▶ [WORK TO DO]:
Copy nothing but the text: reproduce each line of the listing exactly and leave the pictures out.

▶ [LISTING]:
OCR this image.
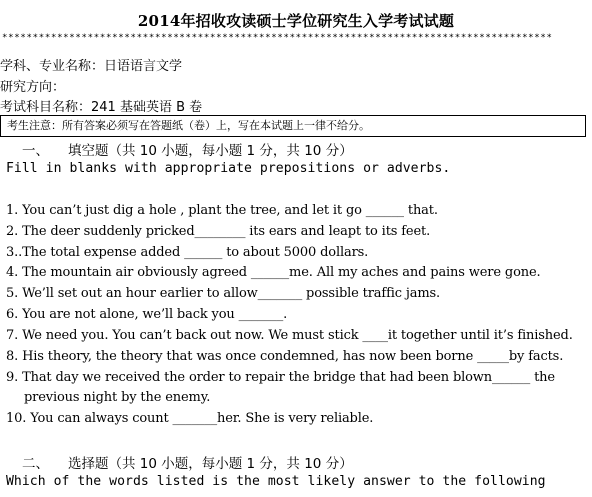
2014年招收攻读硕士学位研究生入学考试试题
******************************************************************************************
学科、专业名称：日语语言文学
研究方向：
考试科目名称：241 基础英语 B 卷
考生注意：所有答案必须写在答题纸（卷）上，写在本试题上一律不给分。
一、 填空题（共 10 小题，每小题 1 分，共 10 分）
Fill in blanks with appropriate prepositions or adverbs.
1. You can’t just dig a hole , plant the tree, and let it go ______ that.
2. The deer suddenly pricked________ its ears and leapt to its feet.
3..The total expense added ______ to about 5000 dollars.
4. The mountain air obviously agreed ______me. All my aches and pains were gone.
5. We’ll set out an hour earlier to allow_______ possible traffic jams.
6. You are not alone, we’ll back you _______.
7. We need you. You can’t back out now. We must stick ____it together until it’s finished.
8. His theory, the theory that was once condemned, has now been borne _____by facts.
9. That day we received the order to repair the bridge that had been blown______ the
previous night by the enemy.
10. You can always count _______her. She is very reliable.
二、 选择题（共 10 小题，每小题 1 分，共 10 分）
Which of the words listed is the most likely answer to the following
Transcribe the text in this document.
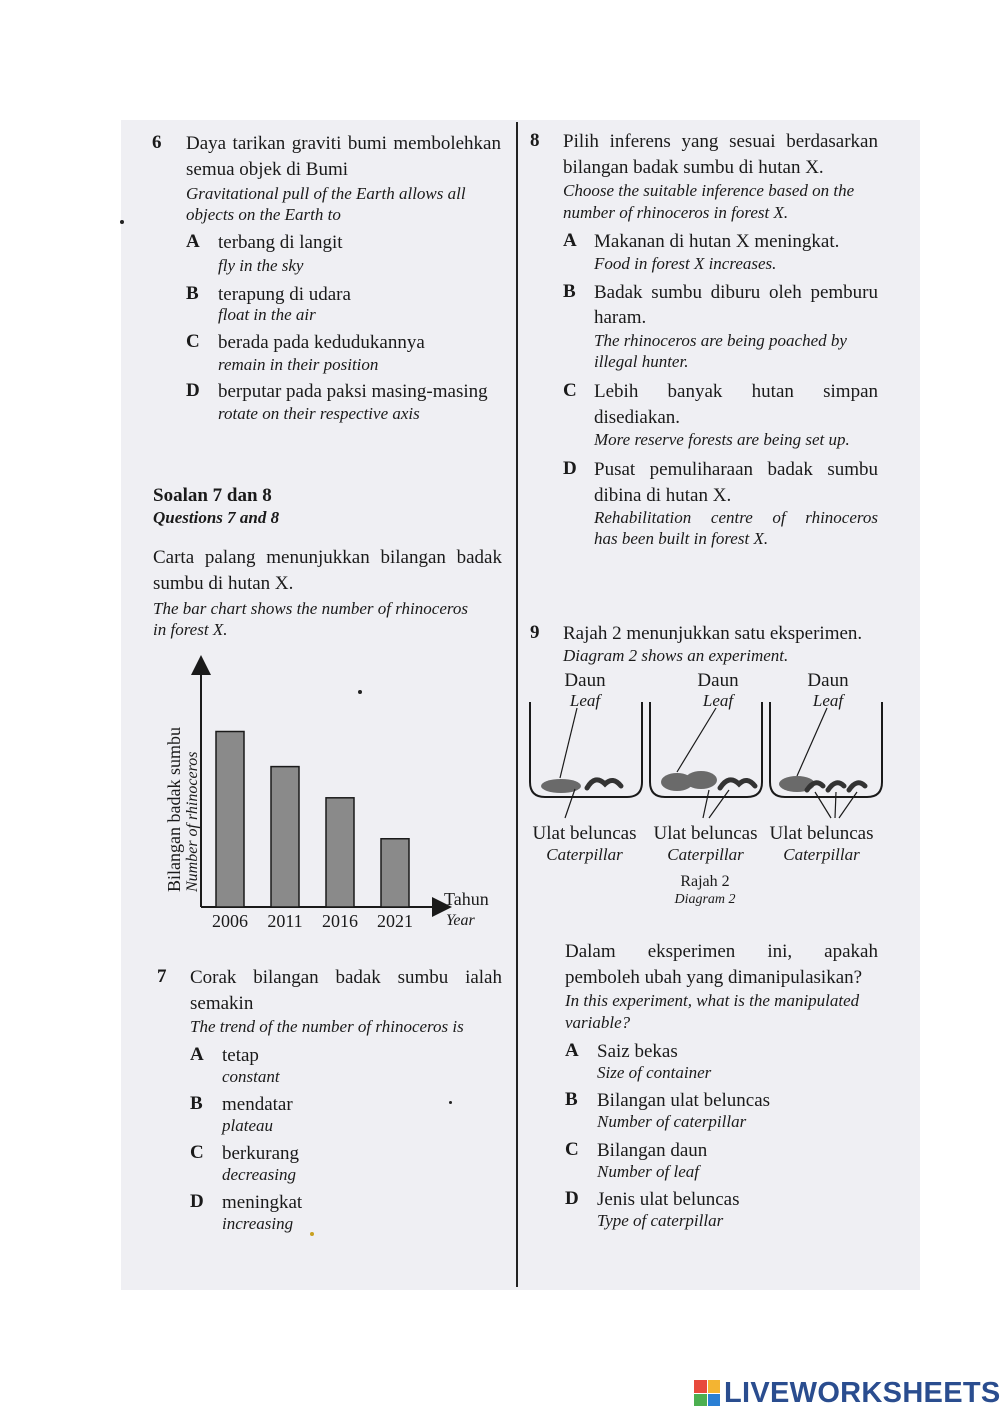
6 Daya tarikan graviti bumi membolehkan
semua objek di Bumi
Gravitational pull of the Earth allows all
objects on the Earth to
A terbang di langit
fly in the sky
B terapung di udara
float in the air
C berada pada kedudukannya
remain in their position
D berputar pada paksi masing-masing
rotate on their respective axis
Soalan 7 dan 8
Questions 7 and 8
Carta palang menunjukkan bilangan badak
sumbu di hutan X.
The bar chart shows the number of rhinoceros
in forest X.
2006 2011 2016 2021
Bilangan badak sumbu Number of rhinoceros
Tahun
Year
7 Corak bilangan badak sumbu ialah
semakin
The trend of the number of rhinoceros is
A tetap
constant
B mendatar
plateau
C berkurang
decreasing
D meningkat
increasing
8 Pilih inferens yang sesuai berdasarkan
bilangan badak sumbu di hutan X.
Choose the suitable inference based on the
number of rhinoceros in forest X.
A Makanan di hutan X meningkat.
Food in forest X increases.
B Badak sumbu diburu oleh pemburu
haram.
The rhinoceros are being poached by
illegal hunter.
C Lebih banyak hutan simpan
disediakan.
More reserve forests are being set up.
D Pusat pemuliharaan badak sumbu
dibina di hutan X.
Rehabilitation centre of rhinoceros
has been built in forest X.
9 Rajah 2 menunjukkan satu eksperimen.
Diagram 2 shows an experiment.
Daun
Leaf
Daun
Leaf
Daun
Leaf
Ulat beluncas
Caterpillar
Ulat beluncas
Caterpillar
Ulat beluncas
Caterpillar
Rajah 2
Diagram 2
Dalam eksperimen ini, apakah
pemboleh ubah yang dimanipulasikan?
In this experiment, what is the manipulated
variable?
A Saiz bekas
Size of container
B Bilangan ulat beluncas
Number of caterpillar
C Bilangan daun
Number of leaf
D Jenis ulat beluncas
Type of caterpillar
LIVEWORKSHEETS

▶ [SOLUTION TO THIS PROBLEM]:
OCR this image.
2014年招收攻读硕士学位研究生入学考试试题
******************************************************************************************
学科、专业名称：日语语言文学
研究方向：
考试科目名称：241 基础英语 B 卷
考生注意：所有答案必须写在答题纸（卷）上，写在本试题上一律不给分。
一、 填空题（共 10 小题，每小题 1 分，共 10 分）
Fill in blanks with appropriate prepositions or adverbs.
1. You can’t just dig a hole , plant the tree, and let it go ______ that.
2. The deer suddenly pricked________ its ears and leapt to its feet.
3..The total expense added ______ to about 5000 dollars.
4. The mountain air obviously agreed ______me. All my aches and pains were gone.
5. We’ll set out an hour earlier to allow_______ possible traffic jams.
6. You are not alone, we’ll back you _______.
7. We need you. You can’t back out now. We must stick ____it together until it’s finished.
8. His theory, the theory that was once condemned, has now been borne _____by facts.
9. That day we received the order to repair the bridge that had been blown______ the
previous night by the enemy.
10. You can always count _______her. She is very reliable.
二、 选择题（共 10 小题，每小题 1 分，共 10 分）
Which of the words listed is the most likely answer to the following
Transcribe the text in this document.
6 Daya tarikan graviti bumi membolehkan
semua objek di Bumi
Gravitational pull of the Earth allows all
objects on the Earth to
A terbang di langit
fly in the sky
B terapung di udara
float in the air
C berada pada kedudukannya
remain in their position
D berputar pada paksi masing-masing
rotate on their respective axis
Soalan 7 dan 8
Questions 7 and 8
Carta palang menunjukkan bilangan badak
sumbu di hutan X.
The bar chart shows the number of rhinoceros
in forest X.
2006 2011 2016 2021
Bilangan badak sumbu Number of rhinoceros
Tahun
Year
7 Corak bilangan badak sumbu ialah
semakin
The trend of the number of rhinoceros is
A tetap
constant
B mendatar
plateau
C berkurang
decreasing
D meningkat
increasing
8 Pilih inferens yang sesuai berdasarkan
bilangan badak sumbu di hutan X.
Choose the suitable inference based on the
number of rhinoceros in forest X.
A Makanan di hutan X meningkat.
Food in forest X increases.
B Badak sumbu diburu oleh pemburu
haram.
The rhinoceros are being poached by
illegal hunter.
C Lebih banyak hutan simpan
disediakan.
More reserve forests are being set up.
D Pusat pemuliharaan badak sumbu
dibina di hutan X.
Rehabilitation centre of rhinoceros
has been built in forest X.
9 Rajah 2 menunjukkan satu eksperimen.
Diagram 2 shows an experiment.
Daun
Leaf
Daun
Leaf
Daun
Leaf
Ulat beluncas
Caterpillar
Ulat beluncas
Caterpillar
Ulat beluncas
Caterpillar
Rajah 2
Diagram 2
Dalam eksperimen ini, apakah
pemboleh ubah yang dimanipulasikan?
In this experiment, what is the manipulated
variable?
A Saiz bekas
Size of container
B Bilangan ulat beluncas
Number of caterpillar
C Bilangan daun
Number of leaf
D Jenis ulat beluncas
Type of caterpillar
LIVEWORKSHEETS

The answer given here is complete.